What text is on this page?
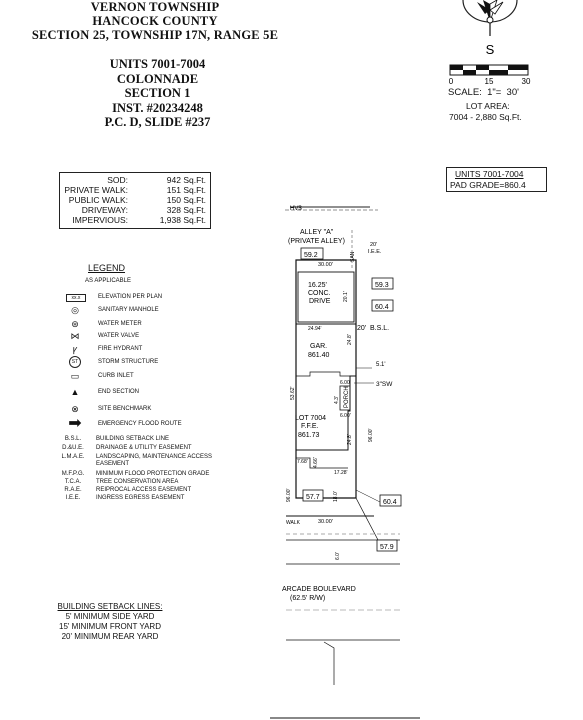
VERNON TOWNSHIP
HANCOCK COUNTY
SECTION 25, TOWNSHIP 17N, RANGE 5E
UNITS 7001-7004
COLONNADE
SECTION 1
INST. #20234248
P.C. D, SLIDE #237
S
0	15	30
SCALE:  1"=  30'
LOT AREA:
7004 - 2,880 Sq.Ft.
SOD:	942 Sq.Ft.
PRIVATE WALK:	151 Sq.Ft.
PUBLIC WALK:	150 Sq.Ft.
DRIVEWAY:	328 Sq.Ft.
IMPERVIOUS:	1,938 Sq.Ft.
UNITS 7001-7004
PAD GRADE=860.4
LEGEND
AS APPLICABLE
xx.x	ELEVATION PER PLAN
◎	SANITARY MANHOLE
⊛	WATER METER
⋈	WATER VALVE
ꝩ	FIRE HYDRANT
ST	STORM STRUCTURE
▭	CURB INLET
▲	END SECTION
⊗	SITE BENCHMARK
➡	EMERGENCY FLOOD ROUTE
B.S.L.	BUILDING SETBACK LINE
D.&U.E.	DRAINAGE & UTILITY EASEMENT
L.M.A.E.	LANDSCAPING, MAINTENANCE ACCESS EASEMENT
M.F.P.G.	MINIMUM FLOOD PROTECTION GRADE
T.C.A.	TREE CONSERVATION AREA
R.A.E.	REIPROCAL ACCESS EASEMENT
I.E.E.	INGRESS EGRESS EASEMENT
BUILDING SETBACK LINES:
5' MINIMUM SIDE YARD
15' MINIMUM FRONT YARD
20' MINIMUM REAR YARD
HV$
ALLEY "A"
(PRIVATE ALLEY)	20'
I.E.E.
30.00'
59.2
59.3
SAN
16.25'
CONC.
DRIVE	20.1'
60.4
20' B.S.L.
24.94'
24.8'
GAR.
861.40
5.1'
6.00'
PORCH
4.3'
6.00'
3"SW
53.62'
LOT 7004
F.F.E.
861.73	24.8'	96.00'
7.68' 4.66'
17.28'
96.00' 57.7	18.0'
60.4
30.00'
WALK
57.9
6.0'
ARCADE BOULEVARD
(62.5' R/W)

==

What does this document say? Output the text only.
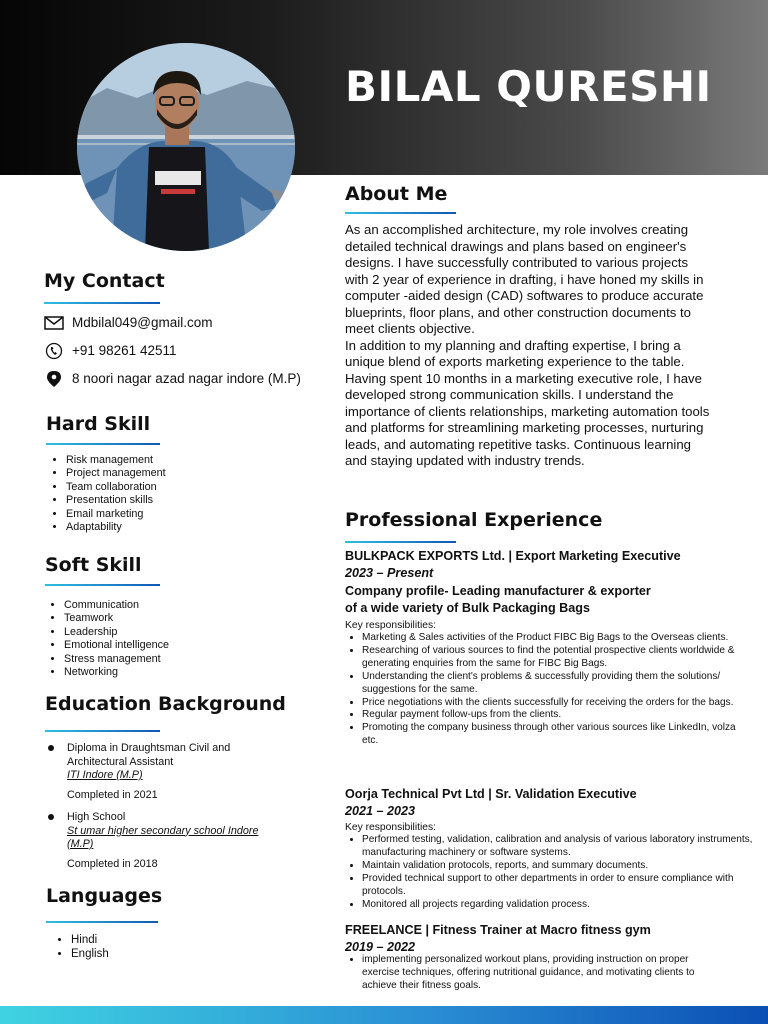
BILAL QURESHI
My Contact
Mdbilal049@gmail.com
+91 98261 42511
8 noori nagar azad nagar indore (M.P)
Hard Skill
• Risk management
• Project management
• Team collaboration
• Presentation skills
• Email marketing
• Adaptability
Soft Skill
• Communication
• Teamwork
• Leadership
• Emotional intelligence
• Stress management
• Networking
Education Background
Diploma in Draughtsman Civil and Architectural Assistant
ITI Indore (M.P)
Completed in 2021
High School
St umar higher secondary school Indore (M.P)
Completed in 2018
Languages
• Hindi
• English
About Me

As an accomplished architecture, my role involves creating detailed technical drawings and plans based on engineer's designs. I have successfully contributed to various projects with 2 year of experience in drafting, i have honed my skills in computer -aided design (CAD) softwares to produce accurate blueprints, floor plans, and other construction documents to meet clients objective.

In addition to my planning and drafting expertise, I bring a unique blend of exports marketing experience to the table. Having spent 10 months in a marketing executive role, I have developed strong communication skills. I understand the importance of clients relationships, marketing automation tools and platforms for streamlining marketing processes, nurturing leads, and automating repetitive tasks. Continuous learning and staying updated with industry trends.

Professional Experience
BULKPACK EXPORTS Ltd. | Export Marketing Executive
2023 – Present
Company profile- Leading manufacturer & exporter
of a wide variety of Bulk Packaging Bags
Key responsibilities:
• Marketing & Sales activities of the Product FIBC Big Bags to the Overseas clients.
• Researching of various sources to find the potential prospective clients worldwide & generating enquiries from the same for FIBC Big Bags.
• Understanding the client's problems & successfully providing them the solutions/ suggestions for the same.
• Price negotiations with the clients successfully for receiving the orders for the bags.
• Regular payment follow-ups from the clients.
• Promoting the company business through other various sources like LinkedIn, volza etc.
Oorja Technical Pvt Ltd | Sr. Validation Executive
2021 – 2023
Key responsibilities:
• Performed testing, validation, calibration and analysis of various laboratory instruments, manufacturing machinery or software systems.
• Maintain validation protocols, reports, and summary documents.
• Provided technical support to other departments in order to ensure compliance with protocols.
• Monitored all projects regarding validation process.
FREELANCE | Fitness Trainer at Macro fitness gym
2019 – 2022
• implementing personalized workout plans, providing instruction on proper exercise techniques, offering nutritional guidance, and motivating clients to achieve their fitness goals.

▶ Exercise objective
Check each line above for the word "sources" and copy the ones that have it.

▶ The reply
• Researching of various sources to find the potential prospective clients worldwide & generating enquiries from the same for FIBC Big Bags.
• Promoting the company business through other various sources like LinkedIn, volza etc.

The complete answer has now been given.